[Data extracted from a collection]
* START *

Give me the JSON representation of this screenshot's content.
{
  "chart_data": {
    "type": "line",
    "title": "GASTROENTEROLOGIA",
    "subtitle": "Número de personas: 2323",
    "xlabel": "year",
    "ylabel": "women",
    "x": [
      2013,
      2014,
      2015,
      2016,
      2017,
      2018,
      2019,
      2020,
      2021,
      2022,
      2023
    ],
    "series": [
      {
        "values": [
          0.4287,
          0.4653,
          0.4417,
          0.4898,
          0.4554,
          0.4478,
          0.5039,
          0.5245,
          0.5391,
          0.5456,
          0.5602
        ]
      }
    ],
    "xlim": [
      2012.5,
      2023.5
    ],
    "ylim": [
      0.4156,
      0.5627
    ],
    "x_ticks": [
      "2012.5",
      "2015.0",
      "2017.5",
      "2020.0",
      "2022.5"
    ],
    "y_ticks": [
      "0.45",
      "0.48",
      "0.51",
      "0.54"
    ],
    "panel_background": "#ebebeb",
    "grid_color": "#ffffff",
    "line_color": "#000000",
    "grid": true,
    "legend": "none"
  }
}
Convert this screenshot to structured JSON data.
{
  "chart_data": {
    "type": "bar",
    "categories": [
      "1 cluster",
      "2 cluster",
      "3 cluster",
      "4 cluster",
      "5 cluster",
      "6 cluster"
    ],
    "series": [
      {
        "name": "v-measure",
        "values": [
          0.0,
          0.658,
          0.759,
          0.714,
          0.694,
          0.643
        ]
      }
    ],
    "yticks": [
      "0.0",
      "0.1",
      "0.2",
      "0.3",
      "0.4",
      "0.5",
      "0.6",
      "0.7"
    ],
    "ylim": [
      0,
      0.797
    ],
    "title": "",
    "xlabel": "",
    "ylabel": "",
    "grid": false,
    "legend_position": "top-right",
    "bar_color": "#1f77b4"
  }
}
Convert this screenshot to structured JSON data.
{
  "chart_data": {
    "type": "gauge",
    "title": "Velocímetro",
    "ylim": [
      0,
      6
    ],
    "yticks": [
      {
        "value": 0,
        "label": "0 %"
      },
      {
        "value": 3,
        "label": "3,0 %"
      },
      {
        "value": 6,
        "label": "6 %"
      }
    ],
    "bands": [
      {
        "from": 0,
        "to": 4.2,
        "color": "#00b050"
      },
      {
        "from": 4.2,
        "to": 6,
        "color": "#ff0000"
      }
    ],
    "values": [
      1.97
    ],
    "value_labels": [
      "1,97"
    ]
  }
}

* END *

• SET EXERCISE:
Write out the whole listing again, exactly as it stands.

• SOLUTION TO THE EXERCISE:
Give me the JSON representation of this screenshot's content.
{
  "chart_data": {
    "type": "line",
    "title": "GASTROENTEROLOGIA",
    "subtitle": "Número de personas: 2323",
    "xlabel": "year",
    "ylabel": "women",
    "x": [
      2013,
      2014,
      2015,
      2016,
      2017,
      2018,
      2019,
      2020,
      2021,
      2022,
      2023
    ],
    "series": [
      {
        "values": [
          0.4287,
          0.4653,
          0.4417,
          0.4898,
          0.4554,
          0.4478,
          0.5039,
          0.5245,
          0.5391,
          0.5456,
          0.5602
        ]
      }
    ],
    "xlim": [
      2012.5,
      2023.5
    ],
    "ylim": [
      0.4156,
      0.5627
    ],
    "x_ticks": [
      "2012.5",
      "2015.0",
      "2017.5",
      "2020.0",
      "2022.5"
    ],
    "y_ticks": [
      "0.45",
      "0.48",
      "0.51",
      "0.54"
    ],
    "panel_background": "#ebebeb",
    "grid_color": "#ffffff",
    "line_color": "#000000",
    "grid": true,
    "legend": "none"
  }
}
Convert this screenshot to structured JSON data.
{
  "chart_data": {
    "type": "bar",
    "categories": [
      "1 cluster",
      "2 cluster",
      "3 cluster",
      "4 cluster",
      "5 cluster",
      "6 cluster"
    ],
    "series": [
      {
        "name": "v-measure",
        "values": [
          0.0,
          0.658,
          0.759,
          0.714,
          0.694,
          0.643
        ]
      }
    ],
    "yticks": [
      "0.0",
      "0.1",
      "0.2",
      "0.3",
      "0.4",
      "0.5",
      "0.6",
      "0.7"
    ],
    "ylim": [
      0,
      0.797
    ],
    "title": "",
    "xlabel": "",
    "ylabel": "",
    "grid": false,
    "legend_position": "top-right",
    "bar_color": "#1f77b4"
  }
}
Convert this screenshot to structured JSON data.
{
  "chart_data": {
    "type": "gauge",
    "title": "Velocímetro",
    "ylim": [
      0,
      6
    ],
    "yticks": [
      {
        "value": 0,
        "label": "0 %"
      },
      {
        "value": 3,
        "label": "3,0 %"
      },
      {
        "value": 6,
        "label": "6 %"
      }
    ],
    "bands": [
      {
        "from": 0,
        "to": 4.2,
        "color": "#00b050"
      },
      {
        "from": 4.2,
        "to": 6,
        "color": "#ff0000"
      }
    ],
    "values": [
      1.97
    ],
    "value_labels": [
      "1,97"
    ]
  }
}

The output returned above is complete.